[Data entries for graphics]
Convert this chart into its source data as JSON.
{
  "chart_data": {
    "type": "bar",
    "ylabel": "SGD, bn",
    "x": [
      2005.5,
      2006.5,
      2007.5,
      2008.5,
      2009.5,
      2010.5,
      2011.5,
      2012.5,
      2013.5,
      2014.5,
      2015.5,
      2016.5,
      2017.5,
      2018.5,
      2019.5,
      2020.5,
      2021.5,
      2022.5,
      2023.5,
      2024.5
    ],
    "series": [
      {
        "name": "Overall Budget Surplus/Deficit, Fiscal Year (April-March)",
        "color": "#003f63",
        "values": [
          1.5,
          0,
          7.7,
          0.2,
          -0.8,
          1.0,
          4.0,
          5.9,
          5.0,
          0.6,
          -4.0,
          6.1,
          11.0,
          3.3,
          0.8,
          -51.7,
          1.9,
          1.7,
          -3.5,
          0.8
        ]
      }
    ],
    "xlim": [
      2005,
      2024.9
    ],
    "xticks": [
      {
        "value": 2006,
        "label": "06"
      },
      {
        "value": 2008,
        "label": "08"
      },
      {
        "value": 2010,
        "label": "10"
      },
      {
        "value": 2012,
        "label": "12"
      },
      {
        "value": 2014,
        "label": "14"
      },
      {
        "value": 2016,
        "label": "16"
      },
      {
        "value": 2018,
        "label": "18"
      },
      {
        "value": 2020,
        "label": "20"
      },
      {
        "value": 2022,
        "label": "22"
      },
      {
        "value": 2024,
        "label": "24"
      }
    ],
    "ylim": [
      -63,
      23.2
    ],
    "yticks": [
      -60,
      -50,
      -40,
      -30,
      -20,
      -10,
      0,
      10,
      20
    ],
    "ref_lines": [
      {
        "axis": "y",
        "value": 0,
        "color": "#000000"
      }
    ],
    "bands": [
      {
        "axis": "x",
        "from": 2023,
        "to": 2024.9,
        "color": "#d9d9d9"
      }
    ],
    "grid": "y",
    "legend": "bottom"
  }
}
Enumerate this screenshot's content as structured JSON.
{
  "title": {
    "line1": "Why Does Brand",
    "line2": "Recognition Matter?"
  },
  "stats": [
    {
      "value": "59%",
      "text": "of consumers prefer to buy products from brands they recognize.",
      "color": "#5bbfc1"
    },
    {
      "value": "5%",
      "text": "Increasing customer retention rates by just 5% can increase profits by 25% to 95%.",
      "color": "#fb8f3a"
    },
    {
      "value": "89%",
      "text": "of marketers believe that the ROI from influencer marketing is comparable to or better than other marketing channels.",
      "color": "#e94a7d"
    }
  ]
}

▸ **Your goal**
Extract each line of the listing above, copying it word for word.

▸ **Answer to this problem**
Convert this chart into its source data as JSON.
{
  "chart_data": {
    "type": "bar",
    "ylabel": "SGD, bn",
    "x": [
      2005.5,
      2006.5,
      2007.5,
      2008.5,
      2009.5,
      2010.5,
      2011.5,
      2012.5,
      2013.5,
      2014.5,
      2015.5,
      2016.5,
      2017.5,
      2018.5,
      2019.5,
      2020.5,
      2021.5,
      2022.5,
      2023.5,
      2024.5
    ],
    "series": [
      {
        "name": "Overall Budget Surplus/Deficit, Fiscal Year (April-March)",
        "color": "#003f63",
        "values": [
          1.5,
          0,
          7.7,
          0.2,
          -0.8,
          1.0,
          4.0,
          5.9,
          5.0,
          0.6,
          -4.0,
          6.1,
          11.0,
          3.3,
          0.8,
          -51.7,
          1.9,
          1.7,
          -3.5,
          0.8
        ]
      }
    ],
    "xlim": [
      2005,
      2024.9
    ],
    "xticks": [
      {
        "value": 2006,
        "label": "06"
      },
      {
        "value": 2008,
        "label": "08"
      },
      {
        "value": 2010,
        "label": "10"
      },
      {
        "value": 2012,
        "label": "12"
      },
      {
        "value": 2014,
        "label": "14"
      },
      {
        "value": 2016,
        "label": "16"
      },
      {
        "value": 2018,
        "label": "18"
      },
      {
        "value": 2020,
        "label": "20"
      },
      {
        "value": 2022,
        "label": "22"
      },
      {
        "value": 2024,
        "label": "24"
      }
    ],
    "ylim": [
      -63,
      23.2
    ],
    "yticks": [
      -60,
      -50,
      -40,
      -30,
      -20,
      -10,
      0,
      10,
      20
    ],
    "ref_lines": [
      {
        "axis": "y",
        "value": 0,
        "color": "#000000"
      }
    ],
    "bands": [
      {
        "axis": "x",
        "from": 2023,
        "to": 2024.9,
        "color": "#d9d9d9"
      }
    ],
    "grid": "y",
    "legend": "bottom"
  }
}
Enumerate this screenshot's content as structured JSON.
{
  "title": {
    "line1": "Why Does Brand",
    "line2": "Recognition Matter?"
  },
  "stats": [
    {
      "value": "59%",
      "text": "of consumers prefer to buy products from brands they recognize.",
      "color": "#5bbfc1"
    },
    {
      "value": "5%",
      "text": "Increasing customer retention rates by just 5% can increase profits by 25% to 95%.",
      "color": "#fb8f3a"
    },
    {
      "value": "89%",
      "text": "of marketers believe that the ROI from influencer marketing is comparable to or better than other marketing channels.",
      "color": "#e94a7d"
    }
  ]
}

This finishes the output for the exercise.